>> START
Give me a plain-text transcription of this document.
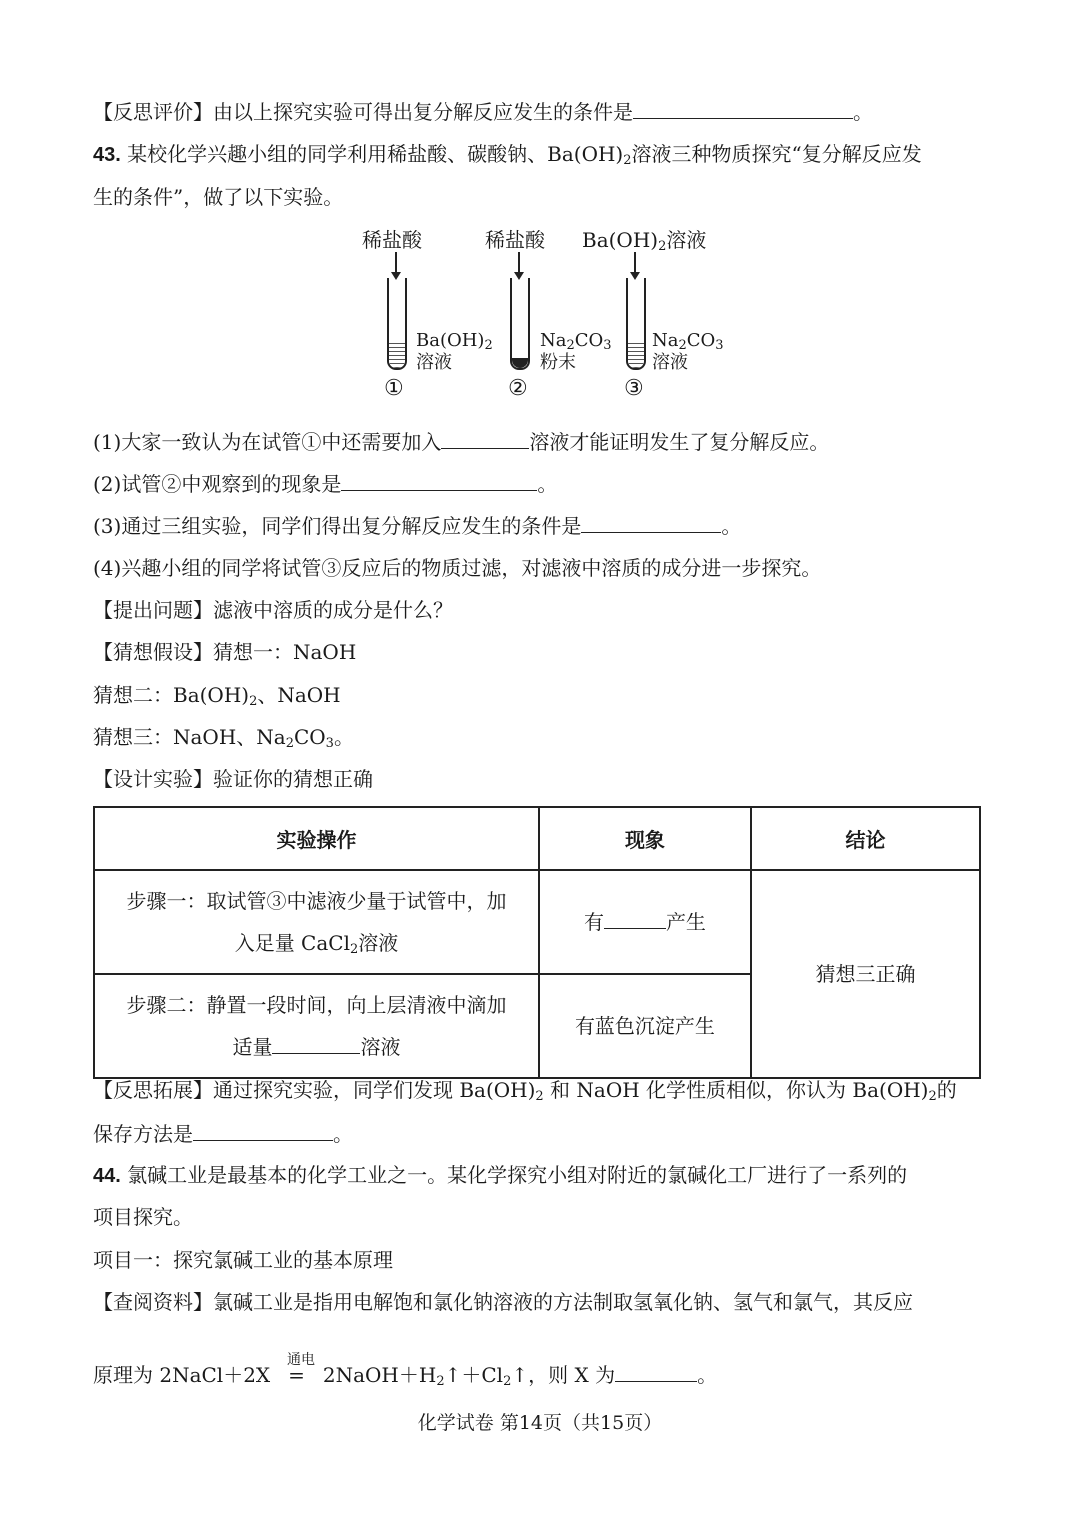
【反思评价】由以上探究实验可得出复分解反应发生的条件是	。
43. 某校化学兴趣小组的同学利用稀盐酸、碳酸钠、$Ba(OH)_2$溶液三种物质探究“复分解反应发
生的条件”，做了以下实验。
稀盐酸	稀盐酸 $Ba(OH)_2$溶液
$Ba(OH)_2$
溶液
$Na_2CO_3$
粉末
$Na_2CO_3$
溶液
①	②	③
(1)大家一致认为在试管①中还需要加入	溶液才能证明发生了复分解反应。
(2)试管②中观察到的现象是	。
(3)通过三组实验，同学们得出复分解反应发生的条件是	。
(4)兴趣小组的同学将试管③反应后的物质过滤，对滤液中溶质的成分进一步探究。
【提出问题】滤液中溶质的成分是什么？
【猜想假设】猜想一：NaOH
猜想二：$Ba(OH)_2$、NaOH
猜想三：NaOH、$Na_2CO_3$。
【设计实验】验证你的猜想正确
实验操作	现象	结论
步骤一：取试管③中滤液少量于试管中，加
入足量 CaCl$_2$溶液	有 产生	猜想三正确
步骤二：静置一段时间，向上层清液中滴加
适量 溶液	有蓝色沉淀产生	
【反思拓展】通过探究实验，同学们发现 $Ba(OH)_2$ 和 NaOH 化学性质相似，你认为 $Ba(OH)_2$的
保存方法是	。
44. 氯碱工业是最基本的化学工业之一。某化学探究小组对附近的氯碱化工厂进行了一系列的
项目探究。
项目一：探究氯碱工业的基本原理
【查阅资料】氯碱工业是指用电解饱和氯化钠溶液的方法制取氢氧化钠、氢气和氯气，其反应
通电
原理为 2NaCl＋2X = $2NaOH+H_2↑+Cl_2↑$，则 X 为	。
化学试卷 第14页（共15页）
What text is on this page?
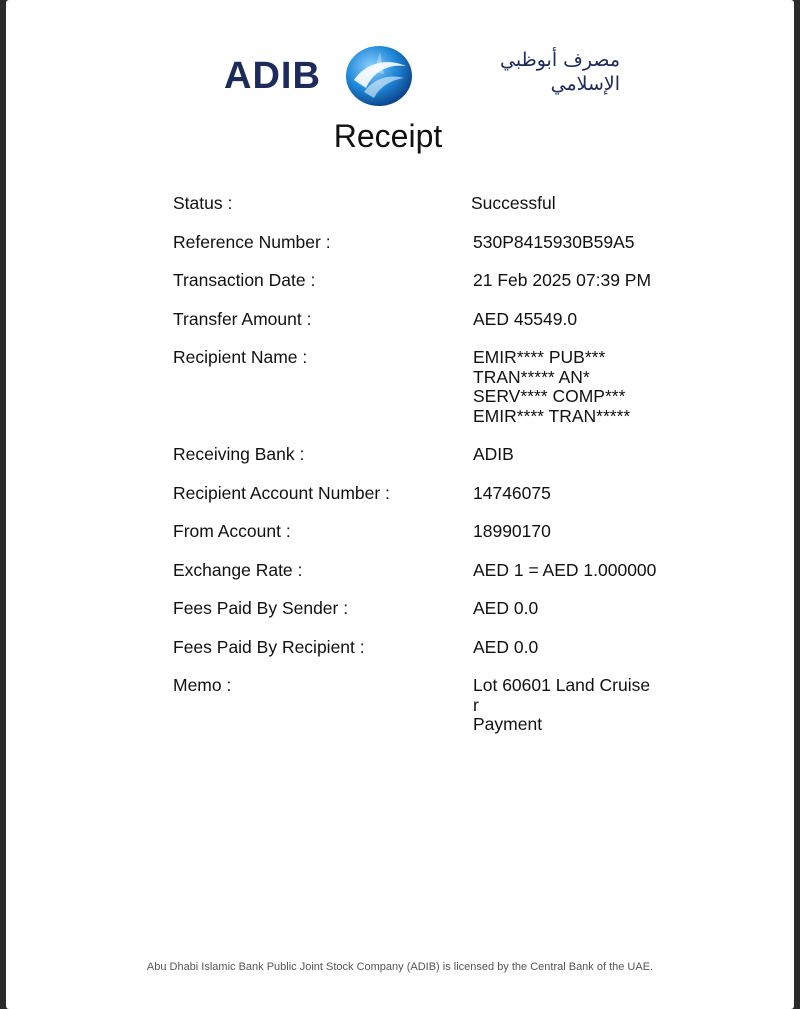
ADIB	مصرف أبوظبي
الإسلامي
Receipt
Status :	Successful
Reference Number :	530P8415930B59A5
Transaction Date :	21 Feb 2025 07:39 PM
Transfer Amount :	AED 45549.0
Recipient Name :	EMIR**** PUB***
TRAN***** AN*
SERV**** COMP***
EMIR**** TRAN*****
Receiving Bank :	ADIB
Recipient Account Number :	14746075
From Account :	18990170
Exchange Rate :	AED 1 = AED 1.000000
Fees Paid By Sender :	AED 0.0
Fees Paid By Recipient :	AED 0.0
Memo :	Lot 60601 Land Cruise
r
Payment
Abu Dhabi Islamic Bank Public Joint Stock Company (ADIB) is licensed by the Central Bank of the UAE.
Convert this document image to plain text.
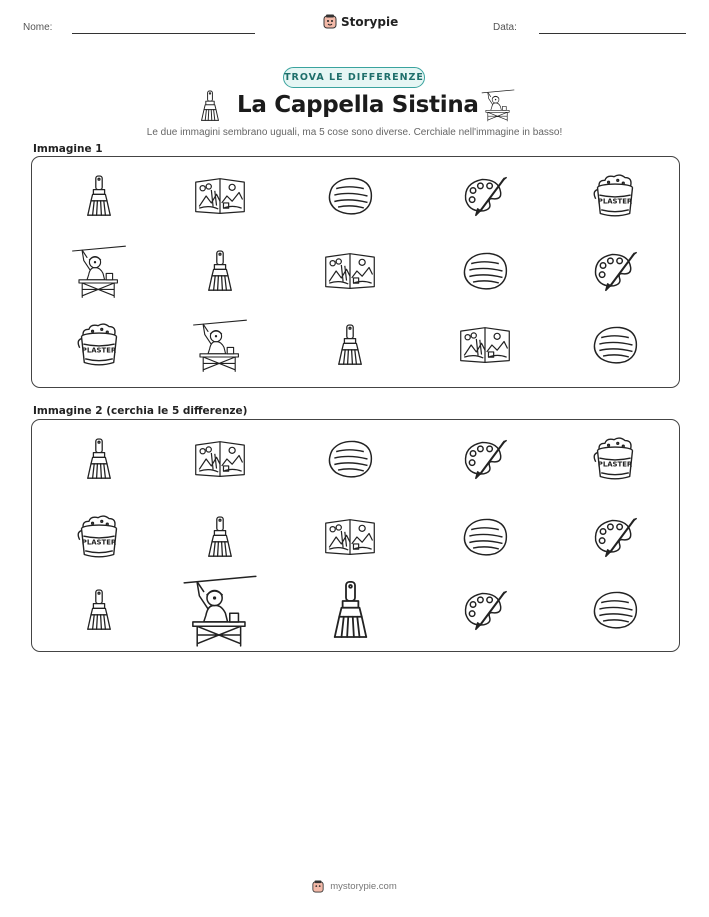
Nome:	Storypie	Data:
TROVA LE DIFFERENZE
La Cappella Sistina
Le due immagini sembrano uguali, ma 5 cose sono diverse. Cerchiale nell'immagine in basso!
Immagine 1
Immagine 2 (cerchia le 5 differenze)
mystorypie.com
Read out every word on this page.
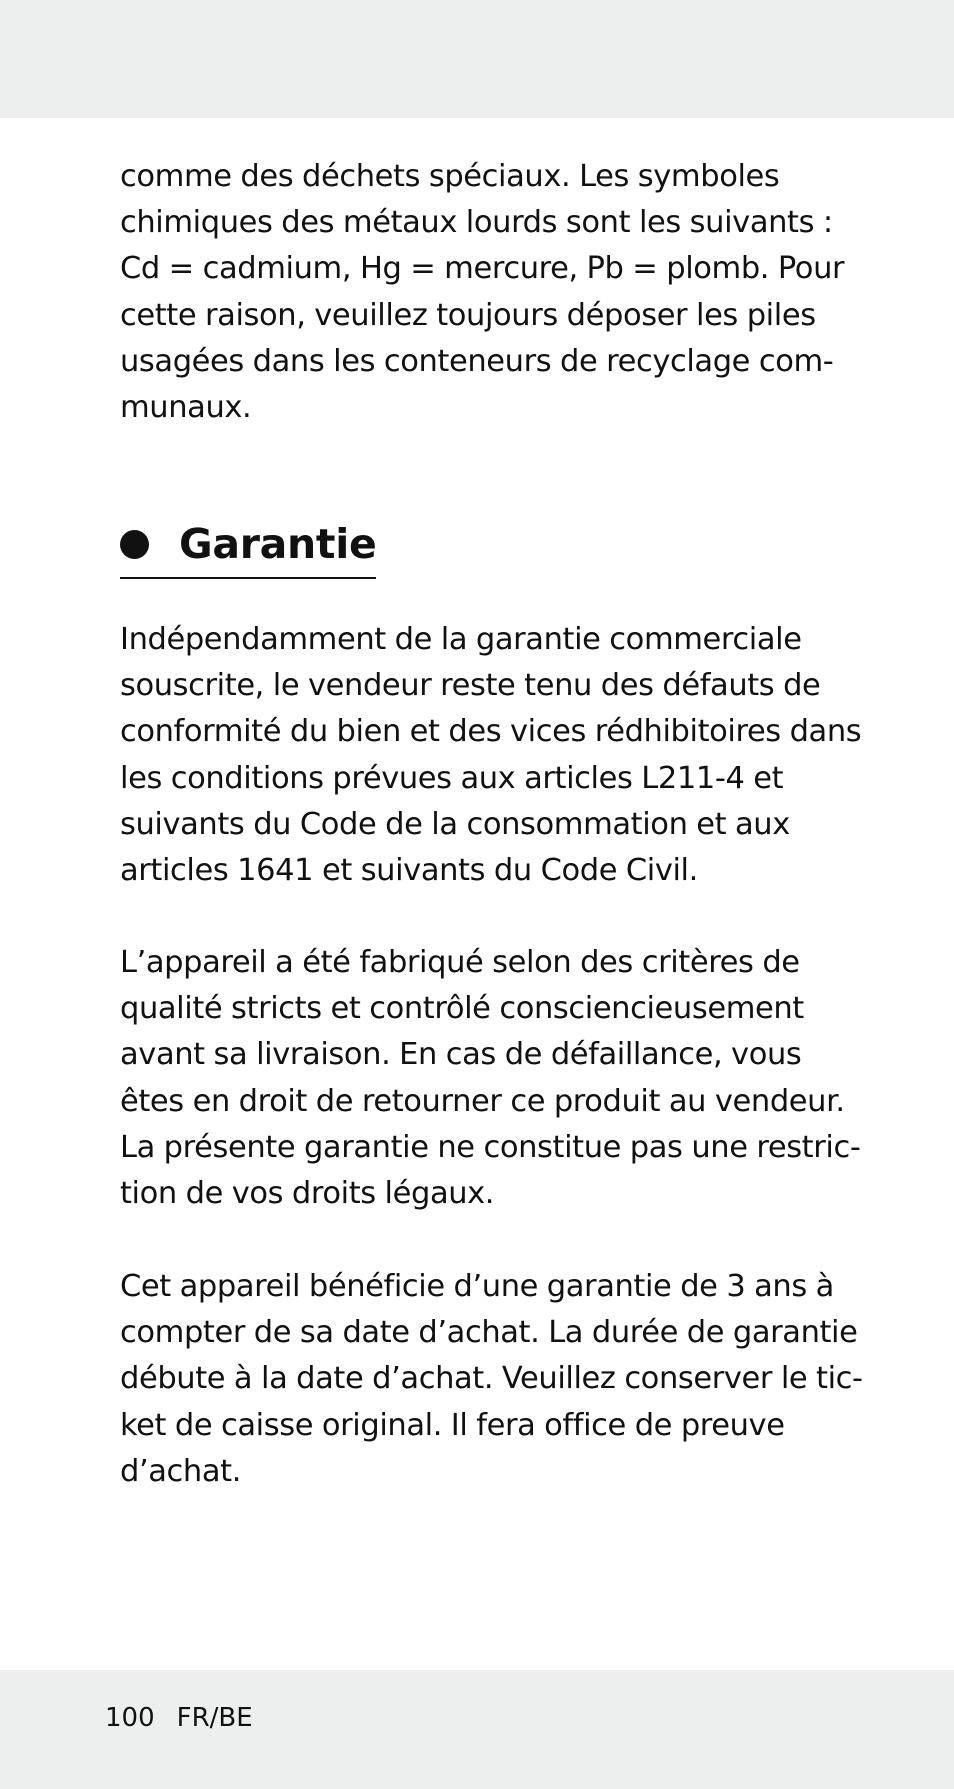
comme des déchets spéciaux. Les symboles
chimiques des métaux lourds sont les suivants :
Cd = cadmium, Hg = mercure, Pb = plomb. Pour
cette raison, veuillez toujours déposer les piles
usagées dans les conteneurs de recyclage com-
munaux.

Garantie

Indépendamment de la garantie commerciale
souscrite, le vendeur reste tenu des défauts de
conformité du bien et des vices rédhibitoires dans
les conditions prévues aux articles L211-4 et
suivants du Code de la consommation et aux
articles 1641 et suivants du Code Civil.

L’appareil a été fabriqué selon des critères de
qualité stricts et contrôlé consciencieusement
avant sa livraison. En cas de défaillance, vous
êtes en droit de retourner ce produit au vendeur.
La présente garantie ne constitue pas une restric-
tion de vos droits légaux.

Cet appareil bénéficie d’une garantie de 3 ans à
compter de sa date d’achat. La durée de garantie
débute à la date d’achat. Veuillez conserver le tic-
ket de caisse original. Il fera office de preuve
d’achat.

100 FR/BE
>> END
Beginning with the line that contains "Convert this document image to plain text.", repeat every remaining line of the data exactly, the last line included, and omit pictures.

Convert this document image to plain text.
Nome:	Storypie	Data:
TROVA LE DIFFERENZE
La Cappella Sistina
Le due immagini sembrano uguali, ma 5 cose sono diverse. Cerchiale nell'immagine in basso!
Immagine 1
Immagine 2 (cerchia le 5 differenze)
mystorypie.com
Read out every word on this page.
comme des déchets spéciaux. Les symboles
chimiques des métaux lourds sont les suivants :
Cd = cadmium, Hg = mercure, Pb = plomb. Pour
cette raison, veuillez toujours déposer les piles
usagées dans les conteneurs de recyclage com-
munaux.

Garantie

Indépendamment de la garantie commerciale
souscrite, le vendeur reste tenu des défauts de
conformité du bien et des vices rédhibitoires dans
les conditions prévues aux articles L211-4 et
suivants du Code de la consommation et aux
articles 1641 et suivants du Code Civil.

L’appareil a été fabriqué selon des critères de
qualité stricts et contrôlé consciencieusement
avant sa livraison. En cas de défaillance, vous
êtes en droit de retourner ce produit au vendeur.
La présente garantie ne constitue pas une restric-
tion de vos droits légaux.

Cet appareil bénéficie d’une garantie de 3 ans à
compter de sa date d’achat. La durée de garantie
débute à la date d’achat. Veuillez conserver le tic-
ket de caisse original. Il fera office de preuve
d’achat.

100 FR/BE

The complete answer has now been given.